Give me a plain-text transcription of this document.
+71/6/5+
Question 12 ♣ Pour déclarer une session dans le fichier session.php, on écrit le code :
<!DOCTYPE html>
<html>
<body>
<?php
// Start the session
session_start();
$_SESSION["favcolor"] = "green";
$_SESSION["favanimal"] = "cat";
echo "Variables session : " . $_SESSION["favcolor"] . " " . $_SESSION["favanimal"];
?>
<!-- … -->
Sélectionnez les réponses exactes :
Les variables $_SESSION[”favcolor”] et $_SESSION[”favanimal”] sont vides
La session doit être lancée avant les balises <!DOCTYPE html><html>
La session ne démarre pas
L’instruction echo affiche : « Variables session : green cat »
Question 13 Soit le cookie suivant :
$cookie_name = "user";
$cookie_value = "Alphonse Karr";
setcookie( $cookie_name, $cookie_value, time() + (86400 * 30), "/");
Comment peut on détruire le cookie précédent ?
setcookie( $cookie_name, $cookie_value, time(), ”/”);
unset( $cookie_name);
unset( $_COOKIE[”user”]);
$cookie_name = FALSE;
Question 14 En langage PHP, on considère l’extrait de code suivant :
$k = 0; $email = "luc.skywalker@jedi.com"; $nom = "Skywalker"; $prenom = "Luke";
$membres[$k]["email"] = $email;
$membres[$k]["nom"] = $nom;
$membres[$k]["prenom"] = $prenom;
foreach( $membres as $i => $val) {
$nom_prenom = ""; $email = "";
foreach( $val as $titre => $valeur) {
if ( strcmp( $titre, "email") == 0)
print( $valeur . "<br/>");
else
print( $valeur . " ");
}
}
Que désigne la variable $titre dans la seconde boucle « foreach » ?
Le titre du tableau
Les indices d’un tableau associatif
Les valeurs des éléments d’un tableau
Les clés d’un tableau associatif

★ ★ ★ ★ ★

(TASK DESCRIPTION) Make a verbatim copy of every entry shown above.

(EXERCISE ANSWER)
Give me a plain-text transcription of this document.
+71/6/5+
Question 12 ♣ Pour déclarer une session dans le fichier session.php, on écrit le code :
<!DOCTYPE html>
<html>
<body>
<?php
// Start the session
session_start();
$_SESSION["favcolor"] = "green";
$_SESSION["favanimal"] = "cat";
echo "Variables session : " . $_SESSION["favcolor"] . " " . $_SESSION["favanimal"];
?>
<!-- … -->
Sélectionnez les réponses exactes :
Les variables $_SESSION[”favcolor”] et $_SESSION[”favanimal”] sont vides
La session doit être lancée avant les balises <!DOCTYPE html><html>
La session ne démarre pas
L’instruction echo affiche : « Variables session : green cat »
Question 13 Soit le cookie suivant :
$cookie_name = "user";
$cookie_value = "Alphonse Karr";
setcookie( $cookie_name, $cookie_value, time() + (86400 * 30), "/");
Comment peut on détruire le cookie précédent ?
setcookie( $cookie_name, $cookie_value, time(), ”/”);
unset( $cookie_name);
unset( $_COOKIE[”user”]);
$cookie_name = FALSE;
Question 14 En langage PHP, on considère l’extrait de code suivant :
$k = 0; $email = "luc.skywalker@jedi.com"; $nom = "Skywalker"; $prenom = "Luke";
$membres[$k]["email"] = $email;
$membres[$k]["nom"] = $nom;
$membres[$k]["prenom"] = $prenom;
foreach( $membres as $i => $val) {
$nom_prenom = ""; $email = "";
foreach( $val as $titre => $valeur) {
if ( strcmp( $titre, "email") == 0)
print( $valeur . "<br/>");
else
print( $valeur . " ");
}
}
Que désigne la variable $titre dans la seconde boucle « foreach » ?
Le titre du tableau
Les indices d’un tableau associatif
Les valeurs des éléments d’un tableau
Les clés d’un tableau associatif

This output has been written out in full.